## [Provided records]
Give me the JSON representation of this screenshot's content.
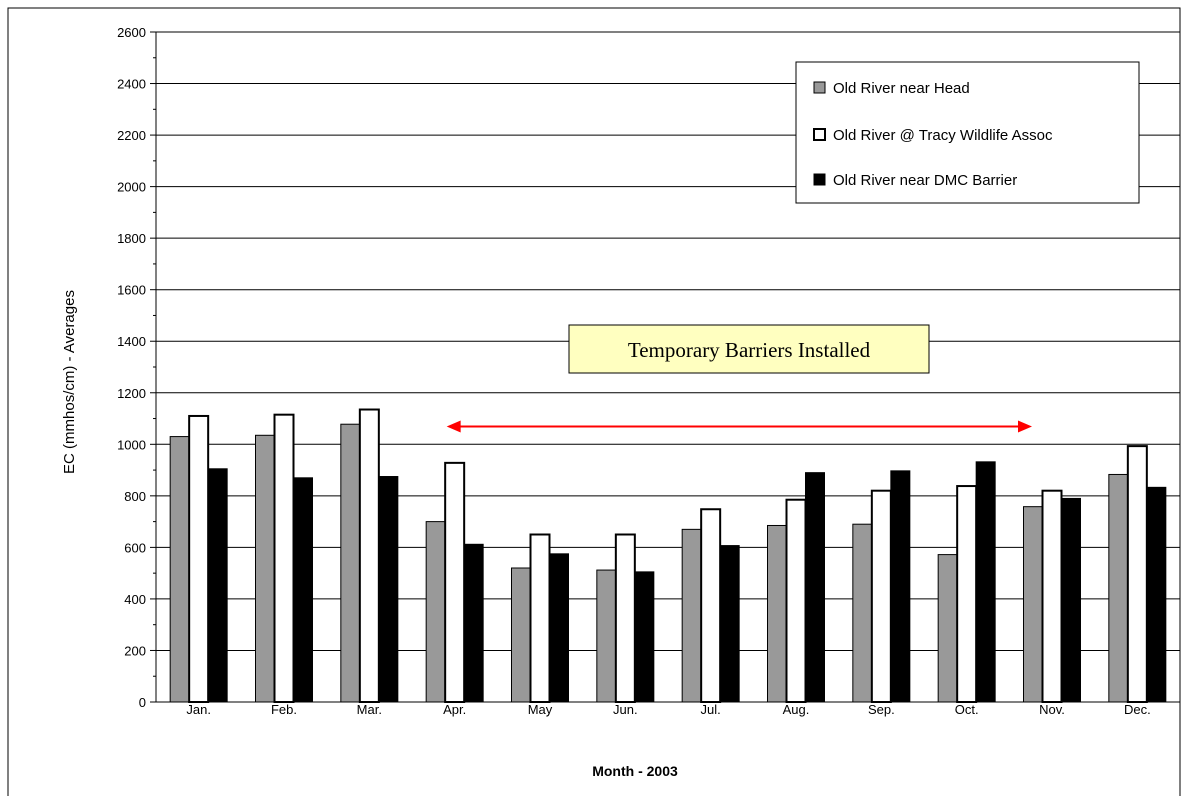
{
  "chart_data": {
    "type": "bar",
    "title": "",
    "xlabel": "Month - 2003",
    "ylabel": "EC (mmhos/cm) - Averages",
    "ylim": [
      0,
      2600
    ],
    "ytick_step": 200,
    "yticks": [
      "0",
      "200",
      "400",
      "600",
      "800",
      "1000",
      "1200",
      "1400",
      "1600",
      "1800",
      "2000",
      "2200",
      "2400",
      "2600"
    ],
    "grid": "horizontal",
    "legend_position": "top-right",
    "categories": [
      "Jan.",
      "Feb.",
      "Mar.",
      "Apr.",
      "May",
      "Jun.",
      "Jul.",
      "Aug.",
      "Sep.",
      "Oct.",
      "Nov.",
      "Dec."
    ],
    "series": [
      {
        "name": "Old River near Head",
        "color": "#999999",
        "values": [
          1030,
          1035,
          1078,
          700,
          520,
          512,
          670,
          685,
          690,
          572,
          758,
          883
        ]
      },
      {
        "name": "Old River @ Tracy Wildlife Assoc",
        "color": "#ffffff",
        "values": [
          1110,
          1115,
          1135,
          928,
          650,
          650,
          748,
          785,
          820,
          838,
          820,
          993
        ]
      },
      {
        "name": "Old River near DMC Barrier",
        "color": "#000000",
        "values": [
          905,
          870,
          875,
          612,
          575,
          505,
          607,
          890,
          897,
          932,
          790,
          833
        ]
      }
    ],
    "annotations": [
      {
        "text": "Temporary Barriers Installed",
        "box_fill": "#ffffc0",
        "arrow_color": "#ff0000",
        "arrow_from": "Apr.",
        "arrow_to": "Nov.",
        "arrow_y": 1100
      }
    ]
  }
}
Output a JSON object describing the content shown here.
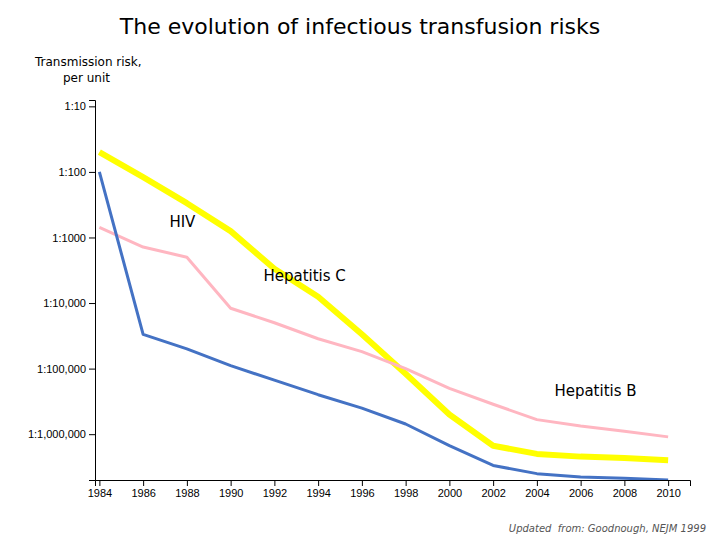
{
  "chart_data": {
    "type": "line",
    "title": "The evolution of infectious transfusion risks",
    "ylabel": [
      "Transmission risk,",
      "per unit"
    ],
    "footnote": "Updated  from: Goodnough, NEJM 1999",
    "log": "y",
    "grid": false,
    "x": [
      1984,
      1986,
      1988,
      1990,
      1992,
      1994,
      1996,
      1998,
      2000,
      2002,
      2004,
      2006,
      2008,
      2010
    ],
    "series": [
      {
        "color": "#FFFF00",
        "values": [
          50,
          120,
          300,
          800,
          3000,
          8000,
          30000,
          120000,
          500000,
          1500000,
          2000000,
          2200000,
          2300000,
          2500000
        ]
      },
      {
        "color": "#FFB6C1",
        "values": [
          700,
          1400,
          2000,
          12000,
          20000,
          35000,
          55000,
          100000,
          200000,
          350000,
          600000,
          750000,
          900000,
          1100000
        ]
      },
      {
        "color": "#4472C4",
        "values": [
          100,
          30000,
          50000,
          90000,
          150000,
          250000,
          400000,
          700000,
          1500000,
          3000000,
          4000000,
          4500000,
          4700000,
          5000000
        ]
      }
    ],
    "xlim": [
      1983.8,
      2011
    ],
    "xticks": [
      1984,
      1986,
      1988,
      1990,
      1992,
      1994,
      1996,
      1998,
      2000,
      2002,
      2004,
      2006,
      2008,
      2010
    ],
    "ylim": [
      5000000,
      8
    ],
    "yticks": [
      {
        "value": 10,
        "label": "1:10"
      },
      {
        "value": 100,
        "label": "1:100"
      },
      {
        "value": 1000,
        "label": "1:1000"
      },
      {
        "value": 10000,
        "label": "1:10,000"
      },
      {
        "value": 100000,
        "label": "1:100,000"
      },
      {
        "value": 1000000,
        "label": "1:1,000,000"
      }
    ],
    "annotations": [
      {
        "text": "HIV",
        "x": 1987.2,
        "y": 600
      },
      {
        "text": "Hepatitis C",
        "x": 1991.5,
        "y": 4000
      },
      {
        "text": "Hepatitis B",
        "x": 2004.8,
        "y": 220000
      }
    ]
  }
}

## [Stated problem]
Transcribe each entry precisely as given, leaving the pictures out.

## [Answer for the task]
Give me the JSON representation of this screenshot's content.
{
  "chart_data": {
    "type": "bar",
    "title": "",
    "xlabel": "Month - 2003",
    "ylabel": "EC (mmhos/cm) - Averages",
    "ylim": [
      0,
      2600
    ],
    "ytick_step": 200,
    "yticks": [
      "0",
      "200",
      "400",
      "600",
      "800",
      "1000",
      "1200",
      "1400",
      "1600",
      "1800",
      "2000",
      "2200",
      "2400",
      "2600"
    ],
    "grid": "horizontal",
    "legend_position": "top-right",
    "categories": [
      "Jan.",
      "Feb.",
      "Mar.",
      "Apr.",
      "May",
      "Jun.",
      "Jul.",
      "Aug.",
      "Sep.",
      "Oct.",
      "Nov.",
      "Dec."
    ],
    "series": [
      {
        "name": "Old River near Head",
        "color": "#999999",
        "values": [
          1030,
          1035,
          1078,
          700,
          520,
          512,
          670,
          685,
          690,
          572,
          758,
          883
        ]
      },
      {
        "name": "Old River @ Tracy Wildlife Assoc",
        "color": "#ffffff",
        "values": [
          1110,
          1115,
          1135,
          928,
          650,
          650,
          748,
          785,
          820,
          838,
          820,
          993
        ]
      },
      {
        "name": "Old River near DMC Barrier",
        "color": "#000000",
        "values": [
          905,
          870,
          875,
          612,
          575,
          505,
          607,
          890,
          897,
          932,
          790,
          833
        ]
      }
    ],
    "annotations": [
      {
        "text": "Temporary Barriers Installed",
        "box_fill": "#ffffc0",
        "arrow_color": "#ff0000",
        "arrow_from": "Apr.",
        "arrow_to": "Nov.",
        "arrow_y": 1100
      }
    ]
  }
}
Output a JSON object describing the content shown here.
{
  "chart_data": {
    "type": "line",
    "title": "The evolution of infectious transfusion risks",
    "ylabel": [
      "Transmission risk,",
      "per unit"
    ],
    "footnote": "Updated  from: Goodnough, NEJM 1999",
    "log": "y",
    "grid": false,
    "x": [
      1984,
      1986,
      1988,
      1990,
      1992,
      1994,
      1996,
      1998,
      2000,
      2002,
      2004,
      2006,
      2008,
      2010
    ],
    "series": [
      {
        "color": "#FFFF00",
        "values": [
          50,
          120,
          300,
          800,
          3000,
          8000,
          30000,
          120000,
          500000,
          1500000,
          2000000,
          2200000,
          2300000,
          2500000
        ]
      },
      {
        "color": "#FFB6C1",
        "values": [
          700,
          1400,
          2000,
          12000,
          20000,
          35000,
          55000,
          100000,
          200000,
          350000,
          600000,
          750000,
          900000,
          1100000
        ]
      },
      {
        "color": "#4472C4",
        "values": [
          100,
          30000,
          50000,
          90000,
          150000,
          250000,
          400000,
          700000,
          1500000,
          3000000,
          4000000,
          4500000,
          4700000,
          5000000
        ]
      }
    ],
    "xlim": [
      1983.8,
      2011
    ],
    "xticks": [
      1984,
      1986,
      1988,
      1990,
      1992,
      1994,
      1996,
      1998,
      2000,
      2002,
      2004,
      2006,
      2008,
      2010
    ],
    "ylim": [
      5000000,
      8
    ],
    "yticks": [
      {
        "value": 10,
        "label": "1:10"
      },
      {
        "value": 100,
        "label": "1:100"
      },
      {
        "value": 1000,
        "label": "1:1000"
      },
      {
        "value": 10000,
        "label": "1:10,000"
      },
      {
        "value": 100000,
        "label": "1:100,000"
      },
      {
        "value": 1000000,
        "label": "1:1,000,000"
      }
    ],
    "annotations": [
      {
        "text": "HIV",
        "x": 1987.2,
        "y": 600
      },
      {
        "text": "Hepatitis C",
        "x": 1991.5,
        "y": 4000
      },
      {
        "text": "Hepatitis B",
        "x": 2004.8,
        "y": 220000
      }
    ]
  }
}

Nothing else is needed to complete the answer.